- **What you will do**: Retype, word for word, the portion of the passage below on judging professional potential from "It’s natural to" to "world of work.".

- **Excerpt to read**:
======
It’s natural to worry about such things. But consider the alternative. A mountain of scholarly literature has shown that the intuitive way we now judge professional potential is rife with snap judgments and hidden biases, rooted in our upbringing or in deep neurological connections that doubtless served us well on the savanna but would seem to have less bearing on the world of work.

What really distinguishes CEOs from the rest of us, for instance? In 2010, three professors at Duke’s Fuqua School of Business asked roughly 2,000 people to look at a long series of photos. Some showed CEOs and some showed nonexecutives, and the participants didn’t know who was who. The participants were asked to rate the subjects according to how “competent” they looked. Among the study’s findings: CEOs look significantly more competent than non-CEOs; CEOs of large companies look significantly more competent than CEOs of small companies; and, all else being equal, the more competent a CEO looked, the fatter the paycheck he or she received in real life. And yet the authors found no relationship whatsoever between how competent a CEO looked and the financial performance of his or her company.
======
- **Recorded information**:
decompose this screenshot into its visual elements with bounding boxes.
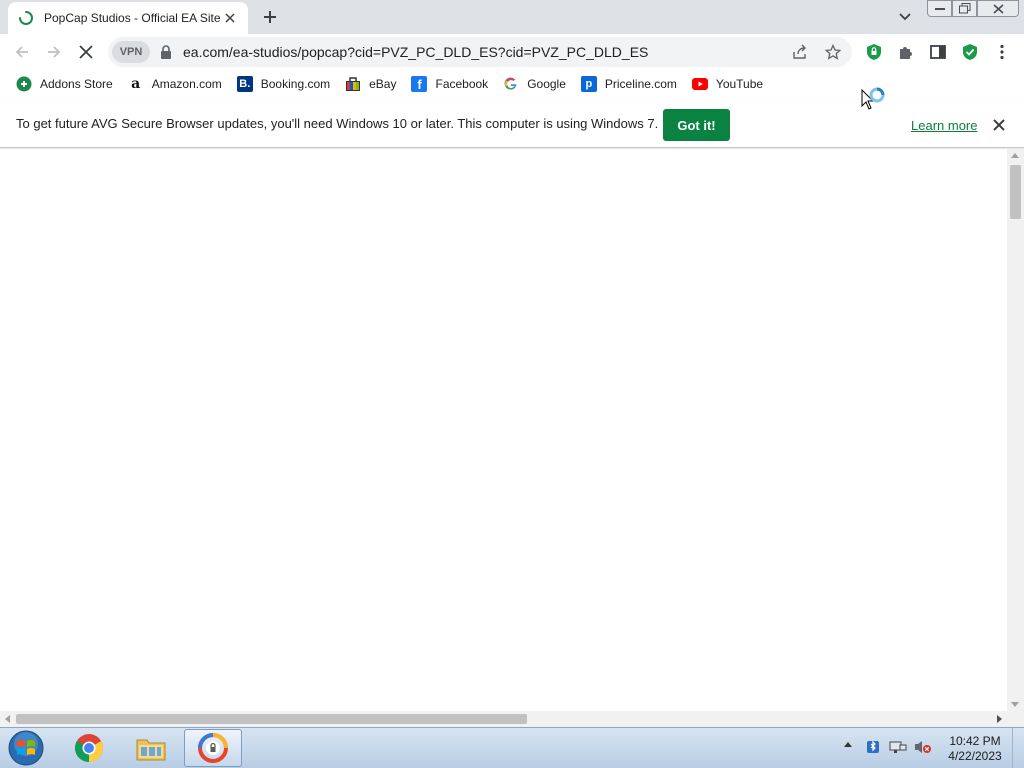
======
- **Written solution**:
It’s natural to worry about such things. But consider the alternative. A mountain of scholarly literature has shown that the intuitive way we now judge professional potential is rife with snap judgments and hidden biases, rooted in our upbringing or in deep neurological connections that doubtless served us well on the savanna but would seem to have less bearing on the world of work.